Instruction -
Output all lines exactly.

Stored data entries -
- - -

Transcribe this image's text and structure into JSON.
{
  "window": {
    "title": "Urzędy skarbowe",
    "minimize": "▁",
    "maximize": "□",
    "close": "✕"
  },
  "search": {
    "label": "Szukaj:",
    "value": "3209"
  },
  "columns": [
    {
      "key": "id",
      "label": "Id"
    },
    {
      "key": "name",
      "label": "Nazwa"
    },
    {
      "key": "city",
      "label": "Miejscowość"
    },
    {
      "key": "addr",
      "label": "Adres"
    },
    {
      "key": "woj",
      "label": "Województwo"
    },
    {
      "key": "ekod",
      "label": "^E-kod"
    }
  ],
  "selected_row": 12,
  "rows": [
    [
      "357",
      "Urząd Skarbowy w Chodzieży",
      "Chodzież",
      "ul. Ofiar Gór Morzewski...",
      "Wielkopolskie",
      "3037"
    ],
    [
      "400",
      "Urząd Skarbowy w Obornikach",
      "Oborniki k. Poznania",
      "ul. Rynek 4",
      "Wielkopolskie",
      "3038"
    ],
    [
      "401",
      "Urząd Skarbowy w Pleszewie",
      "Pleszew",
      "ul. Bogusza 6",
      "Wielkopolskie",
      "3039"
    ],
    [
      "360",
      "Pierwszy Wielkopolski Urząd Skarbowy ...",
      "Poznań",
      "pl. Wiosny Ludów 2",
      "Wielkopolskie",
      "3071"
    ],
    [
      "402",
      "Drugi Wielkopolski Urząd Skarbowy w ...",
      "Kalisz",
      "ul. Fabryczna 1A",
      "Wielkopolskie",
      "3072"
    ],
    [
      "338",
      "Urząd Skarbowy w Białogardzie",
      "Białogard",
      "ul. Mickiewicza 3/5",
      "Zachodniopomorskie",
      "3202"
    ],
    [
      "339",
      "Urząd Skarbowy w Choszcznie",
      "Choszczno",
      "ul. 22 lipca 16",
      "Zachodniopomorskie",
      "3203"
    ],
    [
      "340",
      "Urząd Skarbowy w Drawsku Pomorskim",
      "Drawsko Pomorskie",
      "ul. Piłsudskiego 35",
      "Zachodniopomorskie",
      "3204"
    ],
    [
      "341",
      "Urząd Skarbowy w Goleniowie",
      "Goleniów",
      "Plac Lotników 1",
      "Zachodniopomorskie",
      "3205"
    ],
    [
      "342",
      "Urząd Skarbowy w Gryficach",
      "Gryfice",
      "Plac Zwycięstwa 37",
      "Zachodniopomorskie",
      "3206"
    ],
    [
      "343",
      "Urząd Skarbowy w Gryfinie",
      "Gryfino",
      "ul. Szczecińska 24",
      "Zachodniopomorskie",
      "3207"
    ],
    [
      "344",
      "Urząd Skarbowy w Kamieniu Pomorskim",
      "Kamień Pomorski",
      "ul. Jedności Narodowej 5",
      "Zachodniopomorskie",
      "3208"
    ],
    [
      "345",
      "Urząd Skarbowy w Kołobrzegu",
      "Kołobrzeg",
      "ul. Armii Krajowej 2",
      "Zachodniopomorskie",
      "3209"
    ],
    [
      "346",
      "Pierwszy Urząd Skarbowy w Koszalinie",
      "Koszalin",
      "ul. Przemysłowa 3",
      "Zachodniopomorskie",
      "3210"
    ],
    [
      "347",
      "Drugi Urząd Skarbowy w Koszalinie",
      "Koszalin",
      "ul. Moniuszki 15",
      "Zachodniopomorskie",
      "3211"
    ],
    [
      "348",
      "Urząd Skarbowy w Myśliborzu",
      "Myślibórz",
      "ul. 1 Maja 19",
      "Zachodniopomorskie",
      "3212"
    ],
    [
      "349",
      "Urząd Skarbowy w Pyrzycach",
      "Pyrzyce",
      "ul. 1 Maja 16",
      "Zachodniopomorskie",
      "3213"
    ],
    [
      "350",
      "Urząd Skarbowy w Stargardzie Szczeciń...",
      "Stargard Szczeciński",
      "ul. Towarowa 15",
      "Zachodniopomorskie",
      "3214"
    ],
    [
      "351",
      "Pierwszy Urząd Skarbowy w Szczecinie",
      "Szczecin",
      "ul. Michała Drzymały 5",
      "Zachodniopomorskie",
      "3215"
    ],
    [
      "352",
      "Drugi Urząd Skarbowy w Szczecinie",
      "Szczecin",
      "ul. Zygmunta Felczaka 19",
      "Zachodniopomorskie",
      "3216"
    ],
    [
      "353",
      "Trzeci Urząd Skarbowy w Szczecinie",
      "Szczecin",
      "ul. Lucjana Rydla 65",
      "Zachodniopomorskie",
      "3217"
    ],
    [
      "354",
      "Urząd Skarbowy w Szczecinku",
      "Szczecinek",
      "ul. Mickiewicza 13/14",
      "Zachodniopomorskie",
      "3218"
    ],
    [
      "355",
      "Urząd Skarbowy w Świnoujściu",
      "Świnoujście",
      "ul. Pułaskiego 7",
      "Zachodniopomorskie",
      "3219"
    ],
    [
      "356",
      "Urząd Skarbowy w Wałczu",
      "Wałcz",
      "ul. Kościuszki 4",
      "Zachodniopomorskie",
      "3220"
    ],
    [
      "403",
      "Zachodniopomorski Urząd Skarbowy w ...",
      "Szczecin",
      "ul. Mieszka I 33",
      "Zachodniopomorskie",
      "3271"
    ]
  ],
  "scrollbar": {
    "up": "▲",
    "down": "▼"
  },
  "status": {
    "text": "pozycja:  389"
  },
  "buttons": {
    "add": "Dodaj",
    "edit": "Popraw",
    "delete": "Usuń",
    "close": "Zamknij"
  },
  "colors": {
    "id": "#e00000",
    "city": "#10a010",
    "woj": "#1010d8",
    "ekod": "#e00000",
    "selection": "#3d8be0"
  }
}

- - -

Output of the task -
Transcribe this image's text and structure into JSON.
{
  "window": {
    "title": "Urzędy skarbowe",
    "minimize": "▁",
    "maximize": "□",
    "close": "✕"
  },
  "search": {
    "label": "Szukaj:",
    "value": "3209"
  },
  "columns": [
    {
      "key": "id",
      "label": "Id"
    },
    {
      "key": "name",
      "label": "Nazwa"
    },
    {
      "key": "city",
      "label": "Miejscowość"
    },
    {
      "key": "addr",
      "label": "Adres"
    },
    {
      "key": "woj",
      "label": "Województwo"
    },
    {
      "key": "ekod",
      "label": "^E-kod"
    }
  ],
  "selected_row": 12,
  "rows": [
    [
      "357",
      "Urząd Skarbowy w Chodzieży",
      "Chodzież",
      "ul. Ofiar Gór Morzewski...",
      "Wielkopolskie",
      "3037"
    ],
    [
      "400",
      "Urząd Skarbowy w Obornikach",
      "Oborniki k. Poznania",
      "ul. Rynek 4",
      "Wielkopolskie",
      "3038"
    ],
    [
      "401",
      "Urząd Skarbowy w Pleszewie",
      "Pleszew",
      "ul. Bogusza 6",
      "Wielkopolskie",
      "3039"
    ],
    [
      "360",
      "Pierwszy Wielkopolski Urząd Skarbowy ...",
      "Poznań",
      "pl. Wiosny Ludów 2",
      "Wielkopolskie",
      "3071"
    ],
    [
      "402",
      "Drugi Wielkopolski Urząd Skarbowy w ...",
      "Kalisz",
      "ul. Fabryczna 1A",
      "Wielkopolskie",
      "3072"
    ],
    [
      "338",
      "Urząd Skarbowy w Białogardzie",
      "Białogard",
      "ul. Mickiewicza 3/5",
      "Zachodniopomorskie",
      "3202"
    ],
    [
      "339",
      "Urząd Skarbowy w Choszcznie",
      "Choszczno",
      "ul. 22 lipca 16",
      "Zachodniopomorskie",
      "3203"
    ],
    [
      "340",
      "Urząd Skarbowy w Drawsku Pomorskim",
      "Drawsko Pomorskie",
      "ul. Piłsudskiego 35",
      "Zachodniopomorskie",
      "3204"
    ],
    [
      "341",
      "Urząd Skarbowy w Goleniowie",
      "Goleniów",
      "Plac Lotników 1",
      "Zachodniopomorskie",
      "3205"
    ],
    [
      "342",
      "Urząd Skarbowy w Gryficach",
      "Gryfice",
      "Plac Zwycięstwa 37",
      "Zachodniopomorskie",
      "3206"
    ],
    [
      "343",
      "Urząd Skarbowy w Gryfinie",
      "Gryfino",
      "ul. Szczecińska 24",
      "Zachodniopomorskie",
      "3207"
    ],
    [
      "344",
      "Urząd Skarbowy w Kamieniu Pomorskim",
      "Kamień Pomorski",
      "ul. Jedności Narodowej 5",
      "Zachodniopomorskie",
      "3208"
    ],
    [
      "345",
      "Urząd Skarbowy w Kołobrzegu",
      "Kołobrzeg",
      "ul. Armii Krajowej 2",
      "Zachodniopomorskie",
      "3209"
    ],
    [
      "346",
      "Pierwszy Urząd Skarbowy w Koszalinie",
      "Koszalin",
      "ul. Przemysłowa 3",
      "Zachodniopomorskie",
      "3210"
    ],
    [
      "347",
      "Drugi Urząd Skarbowy w Koszalinie",
      "Koszalin",
      "ul. Moniuszki 15",
      "Zachodniopomorskie",
      "3211"
    ],
    [
      "348",
      "Urząd Skarbowy w Myśliborzu",
      "Myślibórz",
      "ul. 1 Maja 19",
      "Zachodniopomorskie",
      "3212"
    ],
    [
      "349",
      "Urząd Skarbowy w Pyrzycach",
      "Pyrzyce",
      "ul. 1 Maja 16",
      "Zachodniopomorskie",
      "3213"
    ],
    [
      "350",
      "Urząd Skarbowy w Stargardzie Szczeciń...",
      "Stargard Szczeciński",
      "ul. Towarowa 15",
      "Zachodniopomorskie",
      "3214"
    ],
    [
      "351",
      "Pierwszy Urząd Skarbowy w Szczecinie",
      "Szczecin",
      "ul. Michała Drzymały 5",
      "Zachodniopomorskie",
      "3215"
    ],
    [
      "352",
      "Drugi Urząd Skarbowy w Szczecinie",
      "Szczecin",
      "ul. Zygmunta Felczaka 19",
      "Zachodniopomorskie",
      "3216"
    ],
    [
      "353",
      "Trzeci Urząd Skarbowy w Szczecinie",
      "Szczecin",
      "ul. Lucjana Rydla 65",
      "Zachodniopomorskie",
      "3217"
    ],
    [
      "354",
      "Urząd Skarbowy w Szczecinku",
      "Szczecinek",
      "ul. Mickiewicza 13/14",
      "Zachodniopomorskie",
      "3218"
    ],
    [
      "355",
      "Urząd Skarbowy w Świnoujściu",
      "Świnoujście",
      "ul. Pułaskiego 7",
      "Zachodniopomorskie",
      "3219"
    ],
    [
      "356",
      "Urząd Skarbowy w Wałczu",
      "Wałcz",
      "ul. Kościuszki 4",
      "Zachodniopomorskie",
      "3220"
    ],
    [
      "403",
      "Zachodniopomorski Urząd Skarbowy w ...",
      "Szczecin",
      "ul. Mieszka I 33",
      "Zachodniopomorskie",
      "3271"
    ]
  ],
  "scrollbar": {
    "up": "▲",
    "down": "▼"
  },
  "status": {
    "text": "pozycja:  389"
  },
  "buttons": {
    "add": "Dodaj",
    "edit": "Popraw",
    "delete": "Usuń",
    "close": "Zamknij"
  },
  "colors": {
    "id": "#e00000",
    "city": "#10a010",
    "woj": "#1010d8",
    "ekod": "#e00000",
    "selection": "#3d8be0"
  }
}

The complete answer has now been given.